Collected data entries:

========================================================================

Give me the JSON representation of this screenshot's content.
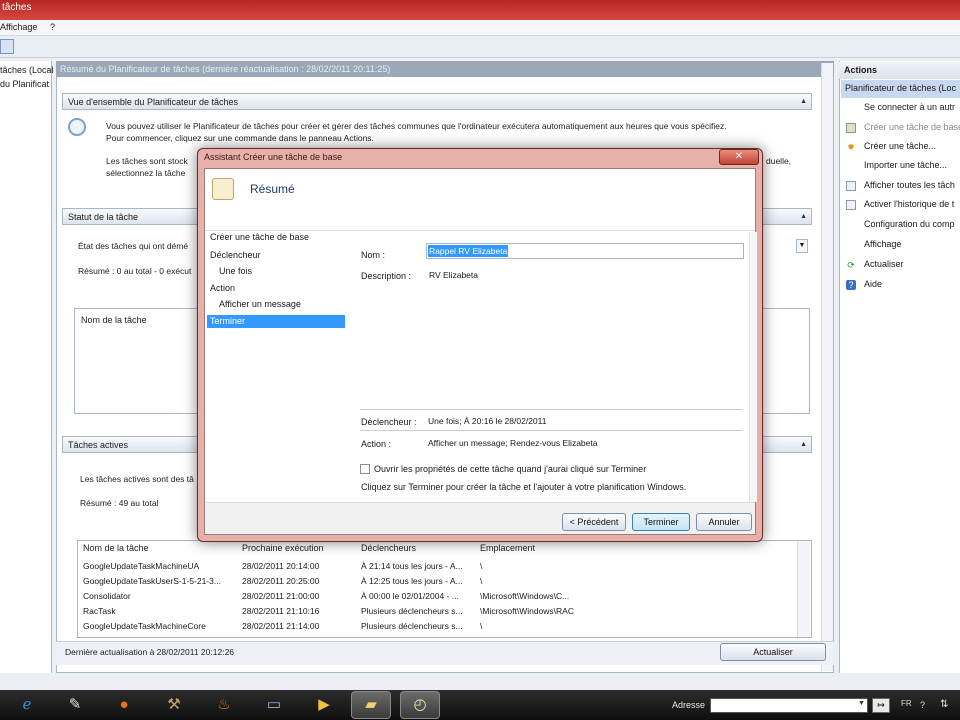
{
  "window": {
    "title": "tâches"
  },
  "menu": {
    "items": [
      "Affichage",
      "?"
    ]
  },
  "tree": {
    "items": [
      "tâches (Local",
      "du Planificat"
    ]
  },
  "center": {
    "header": "Résumé du Planificateur de tâches (dernière réactualisation : 28/02/2011 20:11:25)",
    "overview": {
      "title": "Vue d'ensemble du Planificateur de tâches",
      "line1": "Vous pouvez utiliser le Planificateur de tâches pour créer et gérer des tâches communes que l'ordinateur exécutera automatiquement aux heures que vous spécifiez.",
      "line2": "Pour commencer, cliquez sur une commande dans le panneau Actions.",
      "line3_left": "Les tâches sont stock",
      "line3_right": "duelle,",
      "line4": "sélectionnez la tâche"
    },
    "status": {
      "title": "Statut de la tâche",
      "filter_label": "État des tâches qui ont démé",
      "summary": "Résumé : 0 au total - 0 exécut",
      "col_name": "Nom de la tâche"
    },
    "active": {
      "title": "Tâches actives",
      "desc": "Les tâches actives sont des tâ",
      "summary": "Résumé : 49 au total",
      "columns": [
        "Nom de la tâche",
        "Prochaine exécution",
        "Déclencheurs",
        "Emplacement"
      ],
      "rows": [
        [
          "GoogleUpdateTaskMachineUA",
          "28/02/2011 20:14:00",
          "À 21:14 tous les jours - A...",
          "\\"
        ],
        [
          "GoogleUpdateTaskUserS-1-5-21-3...",
          "28/02/2011 20:25:00",
          "À 12:25 tous les jours - A...",
          "\\"
        ],
        [
          "Consolidator",
          "28/02/2011 21:00:00",
          "À 00:00 le 02/01/2004 - ...",
          "\\Microsoft\\Windows\\C..."
        ],
        [
          "RacTask",
          "28/02/2011 21:10:16",
          "Plusieurs déclencheurs s...",
          "\\Microsoft\\Windows\\RAC"
        ],
        [
          "GoogleUpdateTaskMachineCore",
          "28/02/2011 21:14:00",
          "Plusieurs déclencheurs s...",
          "\\"
        ]
      ]
    },
    "footer": {
      "last_update": "Dernière actualisation à 28/02/2011 20:12:26",
      "refresh_button": "Actualiser"
    }
  },
  "actions": {
    "title": "Actions",
    "subtitle": "Planificateur de tâches (Loc",
    "items": [
      {
        "label": "Se connecter à un autr",
        "icon": "none"
      },
      {
        "label": "Créer une tâche de base",
        "icon": "create-basic-task-icon"
      },
      {
        "label": "Créer une tâche...",
        "icon": "create-task-icon"
      },
      {
        "label": "Importer une tâche...",
        "icon": "none"
      },
      {
        "label": "Afficher toutes les tâch",
        "icon": "list-icon"
      },
      {
        "label": "Activer l'historique de t",
        "icon": "history-icon"
      },
      {
        "label": "Configuration du comp",
        "icon": "none"
      },
      {
        "label": "Affichage",
        "icon": "none"
      },
      {
        "label": "Actualiser",
        "icon": "refresh-icon"
      },
      {
        "label": "Aide",
        "icon": "help-icon"
      }
    ]
  },
  "dialog": {
    "title": "Assistant Créer une tâche de base",
    "heading": "Résumé",
    "nav": [
      "Créer une tâche de base",
      "Déclencheur",
      "Une fois",
      "Action",
      "Afficher un message",
      "Terminer"
    ],
    "name_label": "Nom :",
    "name_value": "Rappel RV Elizabeta",
    "desc_label": "Description :",
    "desc_value": "RV Elizabeta",
    "trigger_label": "Déclencheur :",
    "trigger_value": "Une fois; À 20:16 le 28/02/2011",
    "action_label": "Action :",
    "action_value": "Afficher un message; Rendez-vous Elizabeta",
    "checkbox_label": "Ouvrir les propriétés de cette tâche quand j'aurai cliqué sur Terminer",
    "hint": "Cliquez sur Terminer pour créer la tâche et l'ajouter à votre planification Windows.",
    "btn_back": "< Précédent",
    "btn_finish": "Terminer",
    "btn_cancel": "Annuler"
  },
  "taskbar": {
    "address_label": "Adresse",
    "lang": "FR",
    "icons": [
      "ie-icon",
      "paint-icon",
      "firefox-icon",
      "tools-icon",
      "flame-icon",
      "monitor-icon",
      "media-icon",
      "folder-icon",
      "task-scheduler-icon"
    ]
  },
  "colors": {
    "accent": "#c9302c",
    "selection": "#3399ff"
  }
}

========================================================================

Extract every line above that contains the word "Elizabeta".

→ Answer to the task:
    "name_value": "Rappel RV Elizabeta",
    "desc_value": "RV Elizabeta",
    "action_value": "Afficher un message; Rendez-vous Elizabeta",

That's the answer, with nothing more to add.